> Goal of the exercise
Copy out each line that includes the word "Policía".

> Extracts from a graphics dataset
§ §
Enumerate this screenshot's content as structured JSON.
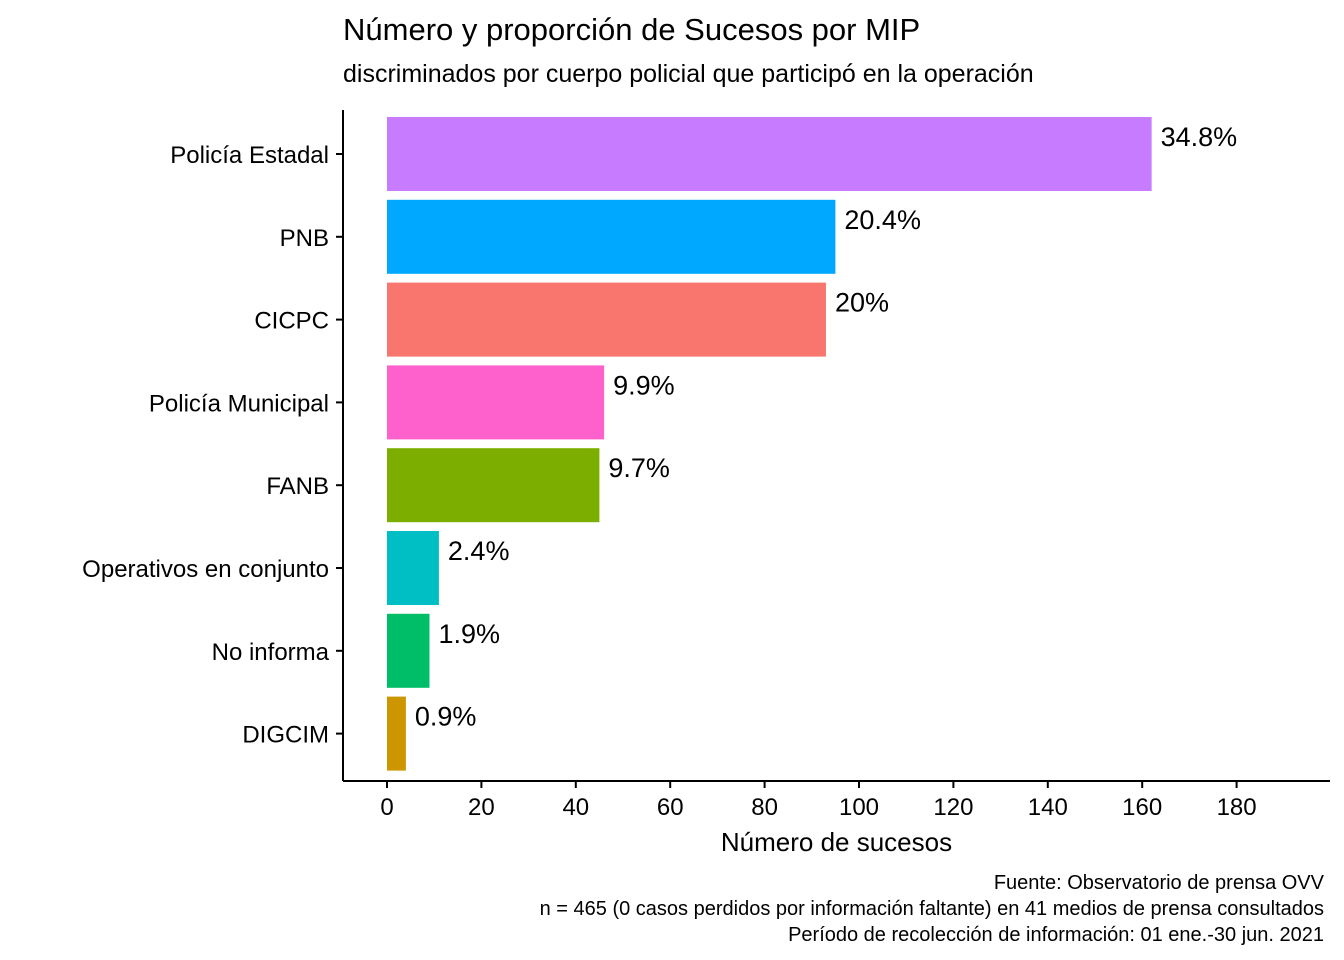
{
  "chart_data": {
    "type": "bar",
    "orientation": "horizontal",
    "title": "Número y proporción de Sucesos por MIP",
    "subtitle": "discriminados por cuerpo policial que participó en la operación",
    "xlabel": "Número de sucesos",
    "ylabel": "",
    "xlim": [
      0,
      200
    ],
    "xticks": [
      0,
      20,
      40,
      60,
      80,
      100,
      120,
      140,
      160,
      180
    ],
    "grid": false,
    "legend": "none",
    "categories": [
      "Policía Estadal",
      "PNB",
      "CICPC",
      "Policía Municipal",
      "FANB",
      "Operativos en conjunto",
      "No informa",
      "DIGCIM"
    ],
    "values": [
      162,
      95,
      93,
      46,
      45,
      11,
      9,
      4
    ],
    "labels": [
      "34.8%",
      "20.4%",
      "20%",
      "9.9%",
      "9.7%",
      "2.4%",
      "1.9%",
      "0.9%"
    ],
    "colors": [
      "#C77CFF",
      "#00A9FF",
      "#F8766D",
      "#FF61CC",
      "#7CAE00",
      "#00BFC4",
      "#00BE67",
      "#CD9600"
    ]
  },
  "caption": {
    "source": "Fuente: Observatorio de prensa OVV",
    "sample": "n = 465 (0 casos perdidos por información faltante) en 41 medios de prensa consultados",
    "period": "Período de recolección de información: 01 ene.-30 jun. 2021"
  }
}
§ §
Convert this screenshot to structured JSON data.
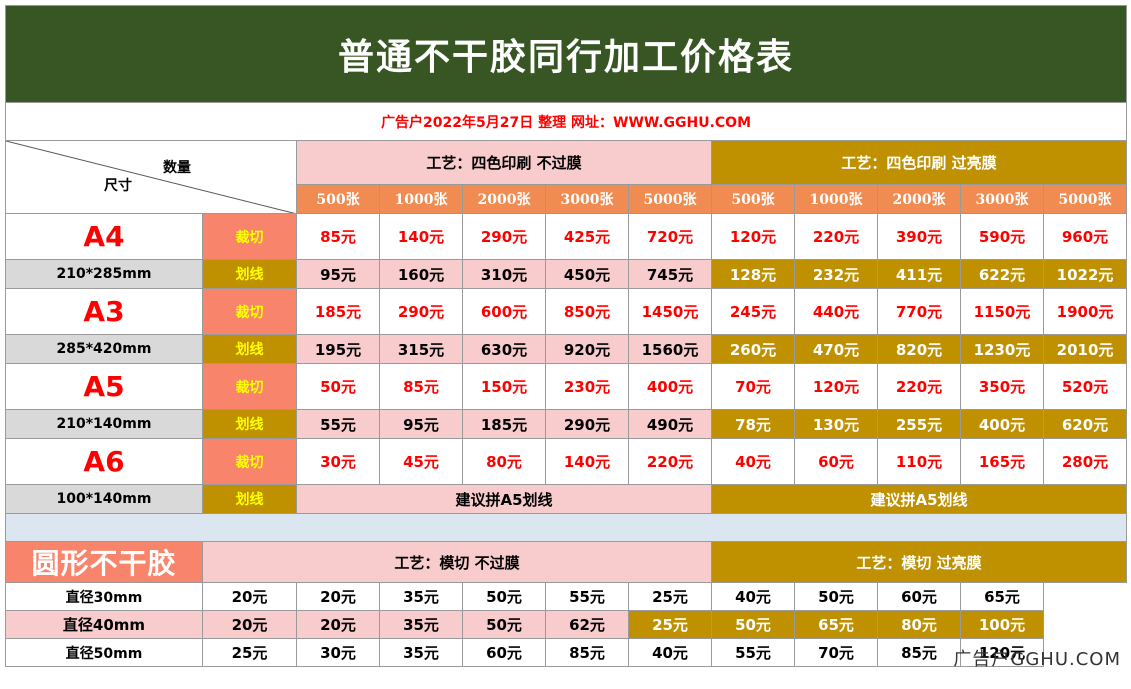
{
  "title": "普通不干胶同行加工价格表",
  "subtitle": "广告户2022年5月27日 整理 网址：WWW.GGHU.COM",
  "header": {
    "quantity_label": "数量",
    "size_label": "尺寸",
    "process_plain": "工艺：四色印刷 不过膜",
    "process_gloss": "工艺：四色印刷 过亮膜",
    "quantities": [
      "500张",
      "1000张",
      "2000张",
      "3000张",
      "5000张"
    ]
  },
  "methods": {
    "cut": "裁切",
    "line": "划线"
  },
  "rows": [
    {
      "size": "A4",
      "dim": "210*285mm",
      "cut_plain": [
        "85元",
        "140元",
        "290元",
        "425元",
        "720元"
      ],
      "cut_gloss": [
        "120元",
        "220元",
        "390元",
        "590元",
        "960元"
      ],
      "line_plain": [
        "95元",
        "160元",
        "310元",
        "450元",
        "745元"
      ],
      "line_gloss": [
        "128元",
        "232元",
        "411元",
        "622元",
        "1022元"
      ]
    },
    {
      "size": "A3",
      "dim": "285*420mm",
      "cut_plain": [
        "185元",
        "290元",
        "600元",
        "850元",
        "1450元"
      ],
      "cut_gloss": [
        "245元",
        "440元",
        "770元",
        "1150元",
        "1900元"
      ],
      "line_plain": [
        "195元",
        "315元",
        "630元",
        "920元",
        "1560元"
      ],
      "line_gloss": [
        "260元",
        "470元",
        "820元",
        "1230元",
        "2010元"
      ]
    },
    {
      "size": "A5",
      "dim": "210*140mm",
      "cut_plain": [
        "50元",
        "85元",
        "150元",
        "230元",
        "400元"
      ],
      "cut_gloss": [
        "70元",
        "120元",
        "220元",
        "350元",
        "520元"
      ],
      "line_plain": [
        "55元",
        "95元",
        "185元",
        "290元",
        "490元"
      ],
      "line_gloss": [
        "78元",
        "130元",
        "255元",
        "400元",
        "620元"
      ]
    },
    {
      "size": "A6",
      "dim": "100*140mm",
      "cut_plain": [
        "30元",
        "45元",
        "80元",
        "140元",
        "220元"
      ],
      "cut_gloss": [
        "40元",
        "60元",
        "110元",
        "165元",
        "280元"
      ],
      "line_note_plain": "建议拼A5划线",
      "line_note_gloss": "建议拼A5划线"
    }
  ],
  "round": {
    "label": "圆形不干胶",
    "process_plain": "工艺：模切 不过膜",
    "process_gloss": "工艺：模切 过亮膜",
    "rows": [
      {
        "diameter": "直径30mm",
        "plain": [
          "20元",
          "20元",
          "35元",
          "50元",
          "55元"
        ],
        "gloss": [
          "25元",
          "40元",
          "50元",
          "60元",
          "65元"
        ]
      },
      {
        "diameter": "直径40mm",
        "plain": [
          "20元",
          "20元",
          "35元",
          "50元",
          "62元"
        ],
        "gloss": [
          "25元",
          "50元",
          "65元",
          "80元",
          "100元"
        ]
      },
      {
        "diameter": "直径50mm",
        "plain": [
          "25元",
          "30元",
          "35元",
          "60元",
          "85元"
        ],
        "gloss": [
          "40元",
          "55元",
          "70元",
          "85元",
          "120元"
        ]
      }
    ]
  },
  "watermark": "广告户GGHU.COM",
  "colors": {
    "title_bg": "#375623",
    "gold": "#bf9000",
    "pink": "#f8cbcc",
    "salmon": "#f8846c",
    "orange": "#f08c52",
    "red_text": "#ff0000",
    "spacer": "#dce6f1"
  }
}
§ §
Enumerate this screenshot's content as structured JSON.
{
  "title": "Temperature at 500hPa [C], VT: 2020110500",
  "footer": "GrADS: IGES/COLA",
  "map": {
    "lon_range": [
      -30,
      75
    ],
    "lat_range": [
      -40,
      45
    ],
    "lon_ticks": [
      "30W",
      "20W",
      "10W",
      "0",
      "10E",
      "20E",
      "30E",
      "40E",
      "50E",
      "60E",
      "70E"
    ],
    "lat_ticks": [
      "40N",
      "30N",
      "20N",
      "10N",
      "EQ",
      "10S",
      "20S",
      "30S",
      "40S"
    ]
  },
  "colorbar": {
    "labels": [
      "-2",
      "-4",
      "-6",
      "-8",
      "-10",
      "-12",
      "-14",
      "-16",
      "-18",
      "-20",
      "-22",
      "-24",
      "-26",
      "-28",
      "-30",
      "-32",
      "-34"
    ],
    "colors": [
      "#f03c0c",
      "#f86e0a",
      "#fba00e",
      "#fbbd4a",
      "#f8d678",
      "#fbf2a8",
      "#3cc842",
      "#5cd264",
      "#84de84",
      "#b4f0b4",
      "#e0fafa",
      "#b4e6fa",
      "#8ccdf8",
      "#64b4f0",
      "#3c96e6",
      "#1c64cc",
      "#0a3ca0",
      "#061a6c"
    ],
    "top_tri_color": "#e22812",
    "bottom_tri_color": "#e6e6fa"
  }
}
§ §
> Written reply
      "Policía Estadal",
      "Policía Municipal",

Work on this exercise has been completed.